## begin
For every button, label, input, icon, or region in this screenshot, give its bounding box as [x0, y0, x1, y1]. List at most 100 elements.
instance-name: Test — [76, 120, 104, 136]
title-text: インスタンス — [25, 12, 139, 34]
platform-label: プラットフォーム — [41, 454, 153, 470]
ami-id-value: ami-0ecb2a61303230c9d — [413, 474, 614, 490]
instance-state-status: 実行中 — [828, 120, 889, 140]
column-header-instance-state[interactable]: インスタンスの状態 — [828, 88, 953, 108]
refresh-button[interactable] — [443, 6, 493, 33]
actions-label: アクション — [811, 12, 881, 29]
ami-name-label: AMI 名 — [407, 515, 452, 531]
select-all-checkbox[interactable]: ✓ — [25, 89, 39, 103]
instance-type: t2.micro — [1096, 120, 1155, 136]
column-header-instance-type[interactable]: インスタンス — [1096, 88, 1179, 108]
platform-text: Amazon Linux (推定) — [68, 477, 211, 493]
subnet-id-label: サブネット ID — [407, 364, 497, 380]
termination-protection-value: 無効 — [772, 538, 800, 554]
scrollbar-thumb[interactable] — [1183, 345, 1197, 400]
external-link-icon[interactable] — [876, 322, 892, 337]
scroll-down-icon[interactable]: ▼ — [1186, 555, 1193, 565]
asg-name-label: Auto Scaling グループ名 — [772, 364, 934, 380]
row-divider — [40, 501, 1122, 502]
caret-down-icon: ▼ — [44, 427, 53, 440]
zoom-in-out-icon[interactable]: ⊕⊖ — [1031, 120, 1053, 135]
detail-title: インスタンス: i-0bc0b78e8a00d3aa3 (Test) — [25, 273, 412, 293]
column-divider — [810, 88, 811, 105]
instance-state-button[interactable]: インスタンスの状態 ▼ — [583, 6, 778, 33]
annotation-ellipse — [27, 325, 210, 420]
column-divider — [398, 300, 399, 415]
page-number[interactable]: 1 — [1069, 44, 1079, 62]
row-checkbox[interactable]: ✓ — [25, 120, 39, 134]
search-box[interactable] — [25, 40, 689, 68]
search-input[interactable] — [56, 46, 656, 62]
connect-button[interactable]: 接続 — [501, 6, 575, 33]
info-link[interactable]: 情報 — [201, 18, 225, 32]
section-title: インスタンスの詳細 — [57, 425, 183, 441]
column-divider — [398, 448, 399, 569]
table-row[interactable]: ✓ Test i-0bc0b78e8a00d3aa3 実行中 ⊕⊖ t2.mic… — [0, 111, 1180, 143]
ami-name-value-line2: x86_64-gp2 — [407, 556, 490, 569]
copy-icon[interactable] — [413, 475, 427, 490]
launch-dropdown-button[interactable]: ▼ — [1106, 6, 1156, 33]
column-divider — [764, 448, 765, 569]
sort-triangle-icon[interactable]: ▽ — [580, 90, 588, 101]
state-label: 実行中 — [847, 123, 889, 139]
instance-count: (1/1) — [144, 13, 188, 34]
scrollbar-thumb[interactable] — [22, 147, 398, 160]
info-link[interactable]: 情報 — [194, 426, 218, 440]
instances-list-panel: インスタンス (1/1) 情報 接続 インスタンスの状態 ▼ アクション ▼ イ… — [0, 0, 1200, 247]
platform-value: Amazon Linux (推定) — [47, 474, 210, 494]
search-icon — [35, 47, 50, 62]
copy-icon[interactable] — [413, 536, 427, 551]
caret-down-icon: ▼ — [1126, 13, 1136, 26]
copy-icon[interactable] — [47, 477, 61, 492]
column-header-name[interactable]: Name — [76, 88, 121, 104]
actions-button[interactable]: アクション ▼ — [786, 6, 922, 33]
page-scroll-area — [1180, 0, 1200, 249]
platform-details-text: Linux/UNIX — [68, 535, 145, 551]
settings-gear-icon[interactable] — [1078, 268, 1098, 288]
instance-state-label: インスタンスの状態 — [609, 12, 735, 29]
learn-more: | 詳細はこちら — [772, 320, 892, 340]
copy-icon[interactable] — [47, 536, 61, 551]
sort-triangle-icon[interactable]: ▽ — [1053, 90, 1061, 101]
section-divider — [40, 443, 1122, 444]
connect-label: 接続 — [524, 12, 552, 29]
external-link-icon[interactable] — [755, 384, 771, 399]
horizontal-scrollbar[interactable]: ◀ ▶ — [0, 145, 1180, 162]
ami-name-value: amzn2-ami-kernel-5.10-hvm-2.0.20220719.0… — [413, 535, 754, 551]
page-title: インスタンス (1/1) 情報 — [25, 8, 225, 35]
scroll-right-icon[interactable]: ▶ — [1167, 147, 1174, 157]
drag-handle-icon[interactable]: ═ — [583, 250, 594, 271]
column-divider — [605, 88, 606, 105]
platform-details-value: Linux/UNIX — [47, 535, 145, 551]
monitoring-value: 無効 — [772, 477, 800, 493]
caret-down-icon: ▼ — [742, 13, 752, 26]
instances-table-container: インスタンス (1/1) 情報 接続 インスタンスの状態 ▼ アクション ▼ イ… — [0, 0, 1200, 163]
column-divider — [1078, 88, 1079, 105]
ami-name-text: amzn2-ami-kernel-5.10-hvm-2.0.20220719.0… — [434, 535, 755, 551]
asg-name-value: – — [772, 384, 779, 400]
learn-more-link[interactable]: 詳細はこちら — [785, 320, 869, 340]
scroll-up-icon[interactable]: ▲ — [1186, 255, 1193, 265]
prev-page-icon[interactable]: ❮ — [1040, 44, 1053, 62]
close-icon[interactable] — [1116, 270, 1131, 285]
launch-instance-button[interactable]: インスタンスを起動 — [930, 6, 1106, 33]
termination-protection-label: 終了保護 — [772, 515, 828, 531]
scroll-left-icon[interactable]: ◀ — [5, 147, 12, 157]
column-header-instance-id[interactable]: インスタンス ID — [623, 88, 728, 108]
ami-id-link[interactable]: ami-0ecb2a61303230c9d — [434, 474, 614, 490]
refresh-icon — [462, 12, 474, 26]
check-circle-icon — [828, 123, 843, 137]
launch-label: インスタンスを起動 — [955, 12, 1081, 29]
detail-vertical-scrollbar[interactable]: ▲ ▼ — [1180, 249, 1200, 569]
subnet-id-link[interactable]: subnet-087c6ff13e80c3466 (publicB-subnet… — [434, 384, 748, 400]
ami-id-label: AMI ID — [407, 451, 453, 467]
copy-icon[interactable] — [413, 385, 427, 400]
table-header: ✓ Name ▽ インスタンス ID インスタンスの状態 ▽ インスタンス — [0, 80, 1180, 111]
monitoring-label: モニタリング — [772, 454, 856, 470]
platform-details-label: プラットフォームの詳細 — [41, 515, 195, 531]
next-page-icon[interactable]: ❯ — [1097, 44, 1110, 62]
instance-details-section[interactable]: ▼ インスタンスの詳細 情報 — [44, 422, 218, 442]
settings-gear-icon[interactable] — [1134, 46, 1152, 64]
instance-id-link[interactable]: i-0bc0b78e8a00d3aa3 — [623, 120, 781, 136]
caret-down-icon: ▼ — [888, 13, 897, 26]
## end
*Task description*. Reproduce the full listing above word for word, keeping every line in its original order.

*Task solution*.
For every button, label, input, icon, or region in this screenshot, give its bounding box as [x0, y0, x1, y1]. List at most 100 elements.
instance-name: Test — [76, 120, 104, 136]
title-text: インスタンス — [25, 12, 139, 34]
platform-label: プラットフォーム — [41, 454, 153, 470]
ami-id-value: ami-0ecb2a61303230c9d — [413, 474, 614, 490]
instance-state-status: 実行中 — [828, 120, 889, 140]
column-header-instance-state[interactable]: インスタンスの状態 — [828, 88, 953, 108]
refresh-button[interactable] — [443, 6, 493, 33]
actions-label: アクション — [811, 12, 881, 29]
ami-name-label: AMI 名 — [407, 515, 452, 531]
select-all-checkbox[interactable]: ✓ — [25, 89, 39, 103]
instance-type: t2.micro — [1096, 120, 1155, 136]
column-header-instance-type[interactable]: インスタンス — [1096, 88, 1179, 108]
platform-text: Amazon Linux (推定) — [68, 477, 211, 493]
subnet-id-label: サブネット ID — [407, 364, 497, 380]
termination-protection-value: 無効 — [772, 538, 800, 554]
scrollbar-thumb[interactable] — [1183, 345, 1197, 400]
external-link-icon[interactable] — [876, 322, 892, 337]
scroll-down-icon[interactable]: ▼ — [1186, 555, 1193, 565]
asg-name-label: Auto Scaling グループ名 — [772, 364, 934, 380]
row-divider — [40, 501, 1122, 502]
caret-down-icon: ▼ — [44, 427, 53, 440]
zoom-in-out-icon[interactable]: ⊕⊖ — [1031, 120, 1053, 135]
detail-title: インスタンス: i-0bc0b78e8a00d3aa3 (Test) — [25, 273, 412, 293]
column-divider — [810, 88, 811, 105]
instance-state-button[interactable]: インスタンスの状態 ▼ — [583, 6, 778, 33]
annotation-ellipse — [27, 325, 210, 420]
column-divider — [398, 300, 399, 415]
page-number[interactable]: 1 — [1069, 44, 1079, 62]
row-checkbox[interactable]: ✓ — [25, 120, 39, 134]
search-box[interactable] — [25, 40, 689, 68]
search-input[interactable] — [56, 46, 656, 62]
connect-button[interactable]: 接続 — [501, 6, 575, 33]
info-link[interactable]: 情報 — [201, 18, 225, 32]
section-title: インスタンスの詳細 — [57, 425, 183, 441]
column-divider — [398, 448, 399, 569]
table-row[interactable]: ✓ Test i-0bc0b78e8a00d3aa3 実行中 ⊕⊖ t2.mic… — [0, 111, 1180, 143]
ami-name-value-line2: x86_64-gp2 — [407, 556, 490, 569]
copy-icon[interactable] — [413, 475, 427, 490]
launch-dropdown-button[interactable]: ▼ — [1106, 6, 1156, 33]
column-divider — [764, 448, 765, 569]
sort-triangle-icon[interactable]: ▽ — [580, 90, 588, 101]
state-label: 実行中 — [847, 123, 889, 139]
instance-count: (1/1) — [144, 13, 188, 34]
scrollbar-thumb[interactable] — [22, 147, 398, 160]
info-link[interactable]: 情報 — [194, 426, 218, 440]
instances-list-panel: インスタンス (1/1) 情報 接続 インスタンスの状態 ▼ アクション ▼ イ… — [0, 0, 1200, 247]
platform-value: Amazon Linux (推定) — [47, 474, 210, 494]
search-icon — [35, 47, 50, 62]
copy-icon[interactable] — [413, 536, 427, 551]
caret-down-icon: ▼ — [1126, 13, 1136, 26]
copy-icon[interactable] — [47, 477, 61, 492]
column-header-name[interactable]: Name — [76, 88, 121, 104]
actions-button[interactable]: アクション ▼ — [786, 6, 922, 33]
page-scroll-area — [1180, 0, 1200, 249]
platform-details-text: Linux/UNIX — [68, 535, 145, 551]
settings-gear-icon[interactable] — [1078, 268, 1098, 288]
instance-state-label: インスタンスの状態 — [609, 12, 735, 29]
learn-more: | 詳細はこちら — [772, 320, 892, 340]
copy-icon[interactable] — [47, 536, 61, 551]
sort-triangle-icon[interactable]: ▽ — [1053, 90, 1061, 101]
section-divider — [40, 443, 1122, 444]
connect-label: 接続 — [524, 12, 552, 29]
external-link-icon[interactable] — [755, 384, 771, 399]
horizontal-scrollbar[interactable]: ◀ ▶ — [0, 145, 1180, 162]
ami-name-value: amzn2-ami-kernel-5.10-hvm-2.0.20220719.0… — [413, 535, 754, 551]
page-title: インスタンス (1/1) 情報 — [25, 8, 225, 35]
scroll-right-icon[interactable]: ▶ — [1167, 147, 1174, 157]
drag-handle-icon[interactable]: ═ — [583, 250, 594, 271]
column-divider — [605, 88, 606, 105]
platform-details-value: Linux/UNIX — [47, 535, 145, 551]
monitoring-value: 無効 — [772, 477, 800, 493]
caret-down-icon: ▼ — [742, 13, 752, 26]
instances-table-container: インスタンス (1/1) 情報 接続 インスタンスの状態 ▼ アクション ▼ イ… — [0, 0, 1200, 163]
column-divider — [1078, 88, 1079, 105]
ami-name-text: amzn2-ami-kernel-5.10-hvm-2.0.20220719.0… — [434, 535, 755, 551]
asg-name-value: – — [772, 384, 779, 400]
learn-more-link[interactable]: 詳細はこちら — [785, 320, 869, 340]
scroll-up-icon[interactable]: ▲ — [1186, 255, 1193, 265]
prev-page-icon[interactable]: ❮ — [1040, 44, 1053, 62]
close-icon[interactable] — [1116, 270, 1131, 285]
launch-instance-button[interactable]: インスタンスを起動 — [930, 6, 1106, 33]
termination-protection-label: 終了保護 — [772, 515, 828, 531]
scroll-left-icon[interactable]: ◀ — [5, 147, 12, 157]
column-header-instance-id[interactable]: インスタンス ID — [623, 88, 728, 108]
ami-id-link[interactable]: ami-0ecb2a61303230c9d — [434, 474, 614, 490]
refresh-icon — [462, 12, 474, 26]
check-circle-icon — [828, 123, 843, 137]
launch-label: インスタンスを起動 — [955, 12, 1081, 29]
detail-vertical-scrollbar[interactable]: ▲ ▼ — [1180, 249, 1200, 569]
subnet-id-link[interactable]: subnet-087c6ff13e80c3466 (publicB-subnet… — [434, 384, 748, 400]
ami-id-label: AMI ID — [407, 451, 453, 467]
copy-icon[interactable] — [413, 385, 427, 400]
table-header: ✓ Name ▽ インスタンス ID インスタンスの状態 ▽ インスタンス — [0, 80, 1180, 111]
monitoring-label: モニタリング — [772, 454, 856, 470]
platform-details-label: プラットフォームの詳細 — [41, 515, 195, 531]
next-page-icon[interactable]: ❯ — [1097, 44, 1110, 62]
instance-details-section[interactable]: ▼ インスタンスの詳細 情報 — [44, 422, 218, 442]
settings-gear-icon[interactable] — [1134, 46, 1152, 64]
instance-id-link[interactable]: i-0bc0b78e8a00d3aa3 — [623, 120, 781, 136]
caret-down-icon: ▼ — [888, 13, 897, 26]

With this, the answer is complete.